TEXT BLOCK:
Proposal to vote on, by Wednesday 2 Jul
Expanding robotics access in Haiti through community maker labs
Funds required: £2,700
Region: 🇭🇹 Haiti
Local partners:

Summary

This is a proposal to fund a two-week advanced robotics camp in Port-au-Prince, Haiti , for 20 high school students who have completed the Hector Foundation’s DRILL programme. The camp will enhance technical skills, and establish pathways into further education and careers in engineering and robotics.

Wilhem Hector and Gil Sander Joseph, childhood friends from Haiti, shared a commitment to learning long before they earned national scholarships to study abroad. As teenagers, they taught themselves English and Science using limited school resources, often drawing curious stares for practising a foreign language during lunch breaks. That curiosity soon became a discipline. Discipline turned into an opportunity.

In 2019, both were awarded highly competitive national scholarships. Wilhem went on to study in Norway while Gil pursued his degree in Germany. Their paths led them into rigorous academic environments where they deepened their expertise in engineering and the social sciences, respectively. Today, Wilhem is finishing mechanical engineering at MIT, spearheading wind-energy research, active in campus innovation labs, and was recently named the first Haitian Rhodes Scholar, set for Oxford in late 2025. Gil is wrapping up sociology at Princeton, leading community life as a residential advisor and student-body president. He earned a prestigious Knight‑Hennessy scholarship and heads to Stanford this fall for a master’s in international policy.

In 2020, driven by a belief that others in Haiti deserved the same opportunities, they co-founded the Hector Foundation. What began as a virtual summer course has since evolved into a growing community-led education movement. In 2023, they launched DRILL, an introductory robotics programme, and opened Manus 1, Haiti’s first open-access engineering maker space.

A diverse group of people posing in a room with tools and wooden tables, smiling and holding various objects, suggesting a workshop or class setting.

Items listed in a dataset
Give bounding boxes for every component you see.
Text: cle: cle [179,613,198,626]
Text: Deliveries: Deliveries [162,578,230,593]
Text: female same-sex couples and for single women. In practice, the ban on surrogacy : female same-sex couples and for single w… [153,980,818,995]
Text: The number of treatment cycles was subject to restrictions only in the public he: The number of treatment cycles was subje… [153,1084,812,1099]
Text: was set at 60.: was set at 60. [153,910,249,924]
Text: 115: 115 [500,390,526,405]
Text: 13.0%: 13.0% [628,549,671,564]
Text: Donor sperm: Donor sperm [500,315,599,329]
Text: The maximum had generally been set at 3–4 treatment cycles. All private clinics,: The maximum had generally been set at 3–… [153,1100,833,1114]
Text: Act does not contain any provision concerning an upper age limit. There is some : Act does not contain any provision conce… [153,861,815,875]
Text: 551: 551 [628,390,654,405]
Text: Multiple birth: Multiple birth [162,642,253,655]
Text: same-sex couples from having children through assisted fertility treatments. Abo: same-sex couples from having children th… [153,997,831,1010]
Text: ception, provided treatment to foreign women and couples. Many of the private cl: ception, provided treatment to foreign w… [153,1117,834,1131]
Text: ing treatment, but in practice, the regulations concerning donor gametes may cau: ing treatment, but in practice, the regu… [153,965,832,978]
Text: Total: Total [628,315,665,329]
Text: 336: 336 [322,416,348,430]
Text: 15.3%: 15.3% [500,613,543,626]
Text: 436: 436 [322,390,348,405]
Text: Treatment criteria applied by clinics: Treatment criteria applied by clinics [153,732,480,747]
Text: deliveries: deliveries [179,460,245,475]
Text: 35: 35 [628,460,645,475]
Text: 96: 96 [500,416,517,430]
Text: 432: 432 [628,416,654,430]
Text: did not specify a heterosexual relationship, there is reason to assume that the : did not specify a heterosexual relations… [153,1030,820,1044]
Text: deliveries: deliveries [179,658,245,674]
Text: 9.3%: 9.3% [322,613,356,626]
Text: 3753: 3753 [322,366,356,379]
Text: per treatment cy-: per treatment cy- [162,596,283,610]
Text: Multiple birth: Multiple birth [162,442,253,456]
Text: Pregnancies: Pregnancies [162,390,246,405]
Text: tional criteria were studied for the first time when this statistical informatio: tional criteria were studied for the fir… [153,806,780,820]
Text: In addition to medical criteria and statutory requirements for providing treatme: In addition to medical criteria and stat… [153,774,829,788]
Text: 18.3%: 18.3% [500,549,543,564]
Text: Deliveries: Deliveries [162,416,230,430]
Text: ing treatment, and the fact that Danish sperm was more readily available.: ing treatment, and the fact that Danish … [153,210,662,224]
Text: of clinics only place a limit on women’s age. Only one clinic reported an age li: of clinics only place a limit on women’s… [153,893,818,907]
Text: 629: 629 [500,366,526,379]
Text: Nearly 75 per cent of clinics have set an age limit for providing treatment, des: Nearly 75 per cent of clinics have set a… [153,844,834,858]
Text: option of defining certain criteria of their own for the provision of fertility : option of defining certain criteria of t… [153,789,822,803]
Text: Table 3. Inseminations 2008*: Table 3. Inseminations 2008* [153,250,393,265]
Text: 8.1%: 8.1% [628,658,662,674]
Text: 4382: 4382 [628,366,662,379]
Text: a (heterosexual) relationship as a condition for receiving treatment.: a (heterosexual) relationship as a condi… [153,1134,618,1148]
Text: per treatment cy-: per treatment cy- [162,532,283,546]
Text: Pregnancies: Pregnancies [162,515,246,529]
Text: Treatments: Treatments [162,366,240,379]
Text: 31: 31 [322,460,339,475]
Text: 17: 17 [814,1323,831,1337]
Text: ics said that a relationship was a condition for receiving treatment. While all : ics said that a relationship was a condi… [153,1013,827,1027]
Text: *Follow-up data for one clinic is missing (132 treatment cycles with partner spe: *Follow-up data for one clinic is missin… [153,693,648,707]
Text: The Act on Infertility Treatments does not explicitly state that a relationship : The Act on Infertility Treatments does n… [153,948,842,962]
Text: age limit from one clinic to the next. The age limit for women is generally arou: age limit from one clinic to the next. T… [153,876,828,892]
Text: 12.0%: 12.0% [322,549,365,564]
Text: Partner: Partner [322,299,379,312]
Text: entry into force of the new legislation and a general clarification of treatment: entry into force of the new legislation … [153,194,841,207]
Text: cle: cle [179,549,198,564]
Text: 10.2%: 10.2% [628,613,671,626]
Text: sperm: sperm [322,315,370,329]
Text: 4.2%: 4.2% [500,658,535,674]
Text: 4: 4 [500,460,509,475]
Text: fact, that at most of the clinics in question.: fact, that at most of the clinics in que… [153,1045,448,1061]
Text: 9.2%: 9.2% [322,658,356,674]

STATED TASK: Reproduce the full proposal on expanding robotics access in Haiti, shown above, word for word.

THE COMPLETED TASK:
Proposal to vote on, by Wednesday 2 Jul
Expanding robotics access in Haiti through community maker labs
Funds required: £2,700
Region: 🇭🇹 Haiti
Local partners:

Summary

This is a proposal to fund a two-week advanced robotics camp in Port-au-Prince, Haiti , for 20 high school students who have completed the Hector Foundation’s DRILL programme. The camp will enhance technical skills, and establish pathways into further education and careers in engineering and robotics.

Wilhem Hector and Gil Sander Joseph, childhood friends from Haiti, shared a commitment to learning long before they earned national scholarships to study abroad. As teenagers, they taught themselves English and Science using limited school resources, often drawing curious stares for practising a foreign language during lunch breaks. That curiosity soon became a discipline. Discipline turned into an opportunity.

In 2019, both were awarded highly competitive national scholarships. Wilhem went on to study in Norway while Gil pursued his degree in Germany. Their paths led them into rigorous academic environments where they deepened their expertise in engineering and the social sciences, respectively. Today, Wilhem is finishing mechanical engineering at MIT, spearheading wind-energy research, active in campus innovation labs, and was recently named the first Haitian Rhodes Scholar, set for Oxford in late 2025. Gil is wrapping up sociology at Princeton, leading community life as a residential advisor and student-body president. He earned a prestigious Knight‑Hennessy scholarship and heads to Stanford this fall for a master’s in international policy.

In 2020, driven by a belief that others in Haiti deserved the same opportunities, they co-founded the Hector Foundation. What began as a virtual summer course has since evolved into a growing community-led education movement. In 2023, they launched DRILL, an introductory robotics programme, and opened Manus 1, Haiti’s first open-access engineering maker space.

A diverse group of people posing in a room with tools and wooden tables, smiling and holding various objects, suggesting a workshop or class setting.